_JOB_
Write out the lines from the line containing "Transcribe this image's" through the final line of the listing below, exactly, omitting every other line.

_DATA FOR THIS EXERCISE_
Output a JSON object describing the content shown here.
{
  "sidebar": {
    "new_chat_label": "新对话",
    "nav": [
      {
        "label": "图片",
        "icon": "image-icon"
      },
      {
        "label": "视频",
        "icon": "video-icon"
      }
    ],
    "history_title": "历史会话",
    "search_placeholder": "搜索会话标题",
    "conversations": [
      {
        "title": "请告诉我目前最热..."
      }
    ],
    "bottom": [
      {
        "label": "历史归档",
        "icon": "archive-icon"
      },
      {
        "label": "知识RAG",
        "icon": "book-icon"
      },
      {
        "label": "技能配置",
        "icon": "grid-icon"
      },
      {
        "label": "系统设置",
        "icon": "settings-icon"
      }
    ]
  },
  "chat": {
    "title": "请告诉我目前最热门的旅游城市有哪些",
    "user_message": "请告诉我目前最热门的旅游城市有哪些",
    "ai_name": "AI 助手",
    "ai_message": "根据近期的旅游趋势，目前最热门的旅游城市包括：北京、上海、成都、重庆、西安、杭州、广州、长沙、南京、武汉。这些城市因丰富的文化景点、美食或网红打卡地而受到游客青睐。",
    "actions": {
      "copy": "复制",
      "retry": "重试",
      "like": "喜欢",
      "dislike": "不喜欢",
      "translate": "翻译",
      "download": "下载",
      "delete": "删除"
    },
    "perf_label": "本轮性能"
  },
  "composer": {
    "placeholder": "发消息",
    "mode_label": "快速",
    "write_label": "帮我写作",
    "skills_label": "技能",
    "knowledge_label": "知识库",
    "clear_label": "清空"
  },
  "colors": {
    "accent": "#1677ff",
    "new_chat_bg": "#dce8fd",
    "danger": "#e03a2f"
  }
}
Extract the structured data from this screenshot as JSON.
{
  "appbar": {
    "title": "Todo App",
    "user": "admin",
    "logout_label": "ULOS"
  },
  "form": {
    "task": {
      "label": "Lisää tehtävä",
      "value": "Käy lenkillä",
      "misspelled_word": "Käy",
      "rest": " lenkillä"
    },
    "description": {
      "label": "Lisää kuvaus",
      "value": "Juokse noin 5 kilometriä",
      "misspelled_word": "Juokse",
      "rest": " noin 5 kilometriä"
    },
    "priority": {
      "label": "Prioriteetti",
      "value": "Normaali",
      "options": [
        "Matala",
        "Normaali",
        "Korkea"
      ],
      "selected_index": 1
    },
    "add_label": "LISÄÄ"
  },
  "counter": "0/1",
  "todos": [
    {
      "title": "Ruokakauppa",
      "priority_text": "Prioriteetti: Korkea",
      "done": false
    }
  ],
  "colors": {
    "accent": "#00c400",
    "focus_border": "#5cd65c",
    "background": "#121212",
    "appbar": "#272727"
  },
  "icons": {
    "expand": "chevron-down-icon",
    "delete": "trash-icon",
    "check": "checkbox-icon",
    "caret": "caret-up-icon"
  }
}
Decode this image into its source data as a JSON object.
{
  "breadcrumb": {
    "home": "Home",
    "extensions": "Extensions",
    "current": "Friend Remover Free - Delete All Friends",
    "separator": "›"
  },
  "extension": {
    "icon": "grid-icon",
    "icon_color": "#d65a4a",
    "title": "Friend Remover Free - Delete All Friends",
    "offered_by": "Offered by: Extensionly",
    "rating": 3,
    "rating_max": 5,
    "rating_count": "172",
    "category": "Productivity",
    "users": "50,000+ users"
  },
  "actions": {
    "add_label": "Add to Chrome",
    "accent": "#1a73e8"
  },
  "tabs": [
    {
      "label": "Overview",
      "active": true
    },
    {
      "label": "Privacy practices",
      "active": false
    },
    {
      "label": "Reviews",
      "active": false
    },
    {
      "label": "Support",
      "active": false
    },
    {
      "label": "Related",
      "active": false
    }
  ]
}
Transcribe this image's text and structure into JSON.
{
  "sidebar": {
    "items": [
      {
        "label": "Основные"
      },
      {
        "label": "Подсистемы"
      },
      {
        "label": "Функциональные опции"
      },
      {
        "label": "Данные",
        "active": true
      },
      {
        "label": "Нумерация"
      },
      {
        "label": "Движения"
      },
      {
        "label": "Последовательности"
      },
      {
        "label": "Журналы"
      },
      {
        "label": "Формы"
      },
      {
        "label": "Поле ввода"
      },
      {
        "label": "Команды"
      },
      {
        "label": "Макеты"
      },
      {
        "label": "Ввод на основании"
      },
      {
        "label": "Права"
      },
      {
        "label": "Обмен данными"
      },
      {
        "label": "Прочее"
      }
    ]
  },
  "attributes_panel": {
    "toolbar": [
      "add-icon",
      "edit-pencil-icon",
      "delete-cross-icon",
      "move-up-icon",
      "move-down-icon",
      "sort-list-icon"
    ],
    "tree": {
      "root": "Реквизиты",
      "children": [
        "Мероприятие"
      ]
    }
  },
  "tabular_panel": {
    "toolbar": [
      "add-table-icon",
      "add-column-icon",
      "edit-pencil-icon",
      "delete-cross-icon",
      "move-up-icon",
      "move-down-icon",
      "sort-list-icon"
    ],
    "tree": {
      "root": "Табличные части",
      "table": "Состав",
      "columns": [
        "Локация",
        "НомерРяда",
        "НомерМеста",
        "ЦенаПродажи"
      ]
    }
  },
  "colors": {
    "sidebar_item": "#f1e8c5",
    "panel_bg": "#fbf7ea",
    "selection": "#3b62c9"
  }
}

_FINAL RESULT_
Transcribe this image's text and structure into JSON.
{
  "sidebar": {
    "items": [
      {
        "label": "Основные"
      },
      {
        "label": "Подсистемы"
      },
      {
        "label": "Функциональные опции"
      },
      {
        "label": "Данные",
        "active": true
      },
      {
        "label": "Нумерация"
      },
      {
        "label": "Движения"
      },
      {
        "label": "Последовательности"
      },
      {
        "label": "Журналы"
      },
      {
        "label": "Формы"
      },
      {
        "label": "Поле ввода"
      },
      {
        "label": "Команды"
      },
      {
        "label": "Макеты"
      },
      {
        "label": "Ввод на основании"
      },
      {
        "label": "Права"
      },
      {
        "label": "Обмен данными"
      },
      {
        "label": "Прочее"
      }
    ]
  },
  "attributes_panel": {
    "toolbar": [
      "add-icon",
      "edit-pencil-icon",
      "delete-cross-icon",
      "move-up-icon",
      "move-down-icon",
      "sort-list-icon"
    ],
    "tree": {
      "root": "Реквизиты",
      "children": [
        "Мероприятие"
      ]
    }
  },
  "tabular_panel": {
    "toolbar": [
      "add-table-icon",
      "add-column-icon",
      "edit-pencil-icon",
      "delete-cross-icon",
      "move-up-icon",
      "move-down-icon",
      "sort-list-icon"
    ],
    "tree": {
      "root": "Табличные части",
      "table": "Состав",
      "columns": [
        "Локация",
        "НомерРяда",
        "НомерМеста",
        "ЦенаПродажи"
      ]
    }
  },
  "colors": {
    "sidebar_item": "#f1e8c5",
    "panel_bg": "#fbf7ea",
    "selection": "#3b62c9"
  }
}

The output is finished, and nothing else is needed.